● DATA ROWS

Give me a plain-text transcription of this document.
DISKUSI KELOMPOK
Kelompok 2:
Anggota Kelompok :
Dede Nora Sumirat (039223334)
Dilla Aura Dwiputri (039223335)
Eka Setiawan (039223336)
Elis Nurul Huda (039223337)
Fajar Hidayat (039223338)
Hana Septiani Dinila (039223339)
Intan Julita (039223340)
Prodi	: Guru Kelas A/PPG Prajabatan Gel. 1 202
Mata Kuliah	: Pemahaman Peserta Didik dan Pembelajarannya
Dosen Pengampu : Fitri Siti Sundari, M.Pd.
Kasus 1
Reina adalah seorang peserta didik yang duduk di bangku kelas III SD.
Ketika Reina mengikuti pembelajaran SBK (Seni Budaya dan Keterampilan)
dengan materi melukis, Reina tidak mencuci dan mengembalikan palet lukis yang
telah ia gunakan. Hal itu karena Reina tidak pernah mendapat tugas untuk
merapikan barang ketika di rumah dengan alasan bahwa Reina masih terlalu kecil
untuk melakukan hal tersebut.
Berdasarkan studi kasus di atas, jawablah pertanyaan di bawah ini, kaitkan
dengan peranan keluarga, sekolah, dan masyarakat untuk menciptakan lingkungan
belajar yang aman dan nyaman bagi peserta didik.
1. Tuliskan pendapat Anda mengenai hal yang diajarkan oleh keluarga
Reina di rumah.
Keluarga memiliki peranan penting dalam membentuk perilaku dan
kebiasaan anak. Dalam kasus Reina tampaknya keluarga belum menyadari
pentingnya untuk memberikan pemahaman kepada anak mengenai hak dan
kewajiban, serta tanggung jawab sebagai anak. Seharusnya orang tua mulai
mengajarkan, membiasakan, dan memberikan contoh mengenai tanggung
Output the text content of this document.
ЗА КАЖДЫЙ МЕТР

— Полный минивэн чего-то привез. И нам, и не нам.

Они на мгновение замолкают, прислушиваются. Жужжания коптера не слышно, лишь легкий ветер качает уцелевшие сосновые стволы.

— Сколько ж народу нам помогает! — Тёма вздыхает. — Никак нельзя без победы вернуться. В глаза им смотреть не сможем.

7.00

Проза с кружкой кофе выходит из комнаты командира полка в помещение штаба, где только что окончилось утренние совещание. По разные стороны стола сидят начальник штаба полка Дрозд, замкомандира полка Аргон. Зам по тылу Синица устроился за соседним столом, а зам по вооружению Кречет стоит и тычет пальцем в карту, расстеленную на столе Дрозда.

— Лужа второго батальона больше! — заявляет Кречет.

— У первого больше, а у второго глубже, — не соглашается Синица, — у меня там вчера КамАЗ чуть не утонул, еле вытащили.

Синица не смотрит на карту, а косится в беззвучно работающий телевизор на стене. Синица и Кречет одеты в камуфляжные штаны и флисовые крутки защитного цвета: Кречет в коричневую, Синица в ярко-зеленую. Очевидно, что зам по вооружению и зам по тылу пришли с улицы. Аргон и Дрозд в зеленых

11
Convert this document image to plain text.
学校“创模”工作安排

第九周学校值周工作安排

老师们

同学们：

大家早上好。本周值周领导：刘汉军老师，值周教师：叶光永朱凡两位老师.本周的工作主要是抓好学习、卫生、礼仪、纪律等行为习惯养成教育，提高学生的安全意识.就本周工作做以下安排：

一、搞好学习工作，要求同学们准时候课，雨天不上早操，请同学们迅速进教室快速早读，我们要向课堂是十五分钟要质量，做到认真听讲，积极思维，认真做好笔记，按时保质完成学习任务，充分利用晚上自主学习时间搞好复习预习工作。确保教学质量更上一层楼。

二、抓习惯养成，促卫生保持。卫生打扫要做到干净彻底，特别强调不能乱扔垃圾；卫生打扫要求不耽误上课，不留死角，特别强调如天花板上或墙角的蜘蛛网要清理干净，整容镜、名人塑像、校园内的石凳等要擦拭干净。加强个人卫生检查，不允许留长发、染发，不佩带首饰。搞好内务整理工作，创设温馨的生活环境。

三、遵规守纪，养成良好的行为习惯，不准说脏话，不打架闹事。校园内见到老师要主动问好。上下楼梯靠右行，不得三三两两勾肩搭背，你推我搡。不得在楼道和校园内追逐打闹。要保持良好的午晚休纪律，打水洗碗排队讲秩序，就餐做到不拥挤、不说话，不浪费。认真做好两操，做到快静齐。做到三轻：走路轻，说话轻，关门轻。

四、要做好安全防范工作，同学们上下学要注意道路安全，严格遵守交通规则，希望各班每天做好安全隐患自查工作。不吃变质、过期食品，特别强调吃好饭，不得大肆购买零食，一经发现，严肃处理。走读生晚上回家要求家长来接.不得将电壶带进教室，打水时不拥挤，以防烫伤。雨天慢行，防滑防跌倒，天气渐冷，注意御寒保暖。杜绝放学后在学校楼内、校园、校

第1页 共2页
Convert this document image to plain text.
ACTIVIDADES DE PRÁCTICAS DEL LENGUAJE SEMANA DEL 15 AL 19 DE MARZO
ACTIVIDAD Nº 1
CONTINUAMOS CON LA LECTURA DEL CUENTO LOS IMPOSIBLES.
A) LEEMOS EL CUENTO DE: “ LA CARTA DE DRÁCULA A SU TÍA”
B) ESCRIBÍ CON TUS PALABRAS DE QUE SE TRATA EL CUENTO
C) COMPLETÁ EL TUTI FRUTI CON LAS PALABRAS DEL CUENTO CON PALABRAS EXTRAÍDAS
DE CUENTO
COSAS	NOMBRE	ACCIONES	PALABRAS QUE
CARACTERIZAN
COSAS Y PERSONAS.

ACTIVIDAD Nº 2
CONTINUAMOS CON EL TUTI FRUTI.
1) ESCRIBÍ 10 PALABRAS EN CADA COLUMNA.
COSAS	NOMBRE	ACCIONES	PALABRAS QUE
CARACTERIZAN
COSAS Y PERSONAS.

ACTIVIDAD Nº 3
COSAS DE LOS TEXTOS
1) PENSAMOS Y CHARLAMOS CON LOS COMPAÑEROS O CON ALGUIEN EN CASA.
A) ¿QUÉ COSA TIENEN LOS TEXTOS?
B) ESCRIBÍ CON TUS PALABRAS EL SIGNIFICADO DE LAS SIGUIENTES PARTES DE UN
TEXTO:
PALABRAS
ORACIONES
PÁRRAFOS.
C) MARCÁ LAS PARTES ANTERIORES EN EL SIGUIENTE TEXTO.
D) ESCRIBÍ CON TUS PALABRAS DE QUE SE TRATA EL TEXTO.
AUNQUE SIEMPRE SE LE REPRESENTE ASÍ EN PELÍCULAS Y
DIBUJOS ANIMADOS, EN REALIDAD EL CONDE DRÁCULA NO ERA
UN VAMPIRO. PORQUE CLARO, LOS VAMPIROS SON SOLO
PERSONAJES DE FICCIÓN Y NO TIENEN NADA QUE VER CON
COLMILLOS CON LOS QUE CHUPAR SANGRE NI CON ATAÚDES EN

● TO DO
Output a single number: how many lines contain the word "второго".

● OUTPUT FOR THIS EXERCISE
2